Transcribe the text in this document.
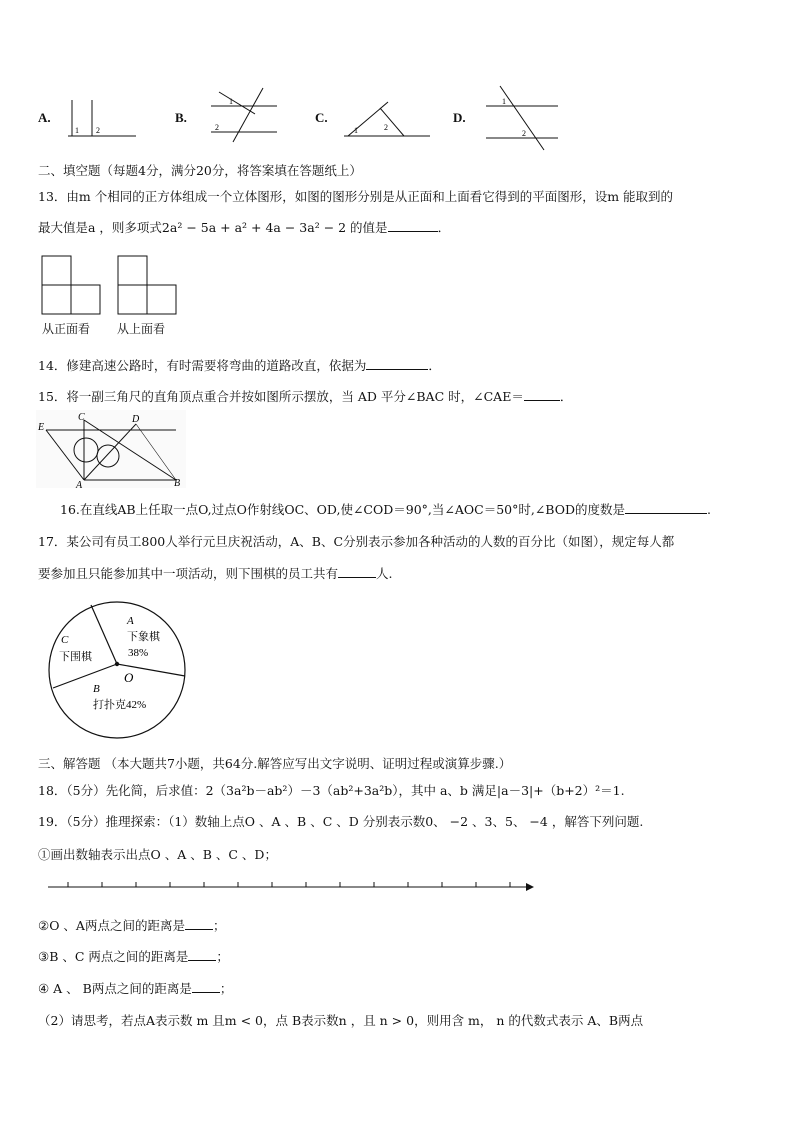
A.
1 2
B.
1
2
C.
1	2
D.
1
2
二、填空题（每题4分，满分20分，将答案填在答题纸上）
13．由m 个相同的正方体组成一个立体图形，如图的图形分别是从正面和上面看它得到的平面图形，设m 能取到的
最大值是a ，则多项式2a² − 5a + a² + 4a − 3a² − 2 的值是	．
从正面看 从上面看
14．修建高速公路时，有时需要将弯曲的道路改直，依据为	．
15．将一副三角尺的直角顶点重合并按如图所示摆放，当 AD 平分∠BAC 时，∠CAE＝	．
C	D
E
A	B
16.在直线AB上任取一点O,过点O作射线OC、OD,使∠COD＝90°,当∠AOC＝50°时,∠BOD的度数是	.
17．某公司有员工800人举行元旦庆祝活动，A、B、C分别表示参加各种活动的人数的百分比（如图），规定每人都
要参加且只能参加其中一项活动，则下围棋的员工共有	人.
O
A
下象棋
38%
C
下围棋
B
打扑克42%
三、解答题 （本大题共7小题，共64分.解答应写出文字说明、证明过程或演算步骤.）
18．（5分）先化简，后求值：2（3a²b－ab²）－3（ab²+3a²b），其中 a、b 满足|a－3|+（b+2）²＝1.
19．（5分）推理探索：（1）数轴上点O 、A 、B 、C 、D 分别表示数0、 −2 、3、5、 −4 ，解答下列问题.
①画出数轴表示出点O 、A 、B 、C 、D；
②O 、A两点之间的距离是 ；
③B 、C 两点之间的距离是 ；
④ A 、 B两点之间的距离是 ；
（2）请思考，若点A表示数 m 且m < 0，点 B表示数n ，且 n > 0，则用含 m， n 的代数式表示 A、B两点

===============

TASK -
Without the pictures, restate each entry exactly.

TASK SOLUTION -
Transcribe the text in this document.
A.
1 2
B.
1
2
C.
1	2
D.
1
2
二、填空题（每题4分，满分20分，将答案填在答题纸上）
13．由m 个相同的正方体组成一个立体图形，如图的图形分别是从正面和上面看它得到的平面图形，设m 能取到的
最大值是a ，则多项式2a² − 5a + a² + 4a − 3a² − 2 的值是	．
从正面看 从上面看
14．修建高速公路时，有时需要将弯曲的道路改直，依据为	．
15．将一副三角尺的直角顶点重合并按如图所示摆放，当 AD 平分∠BAC 时，∠CAE＝	．
C	D
E
A	B
16.在直线AB上任取一点O,过点O作射线OC、OD,使∠COD＝90°,当∠AOC＝50°时,∠BOD的度数是	.
17．某公司有员工800人举行元旦庆祝活动，A、B、C分别表示参加各种活动的人数的百分比（如图），规定每人都
要参加且只能参加其中一项活动，则下围棋的员工共有	人.
O
A
下象棋
38%
C
下围棋
B
打扑克42%
三、解答题 （本大题共7小题，共64分.解答应写出文字说明、证明过程或演算步骤.）
18．（5分）先化简，后求值：2（3a²b－ab²）－3（ab²+3a²b），其中 a、b 满足|a－3|+（b+2）²＝1.
19．（5分）推理探索：（1）数轴上点O 、A 、B 、C 、D 分别表示数0、 −2 、3、5、 −4 ，解答下列问题.
①画出数轴表示出点O 、A 、B 、C 、D；
②O 、A两点之间的距离是 ；
③B 、C 两点之间的距离是 ；
④ A 、 B两点之间的距离是 ；
（2）请思考，若点A表示数 m 且m < 0，点 B表示数n ，且 n > 0，则用含 m， n 的代数式表示 A、B两点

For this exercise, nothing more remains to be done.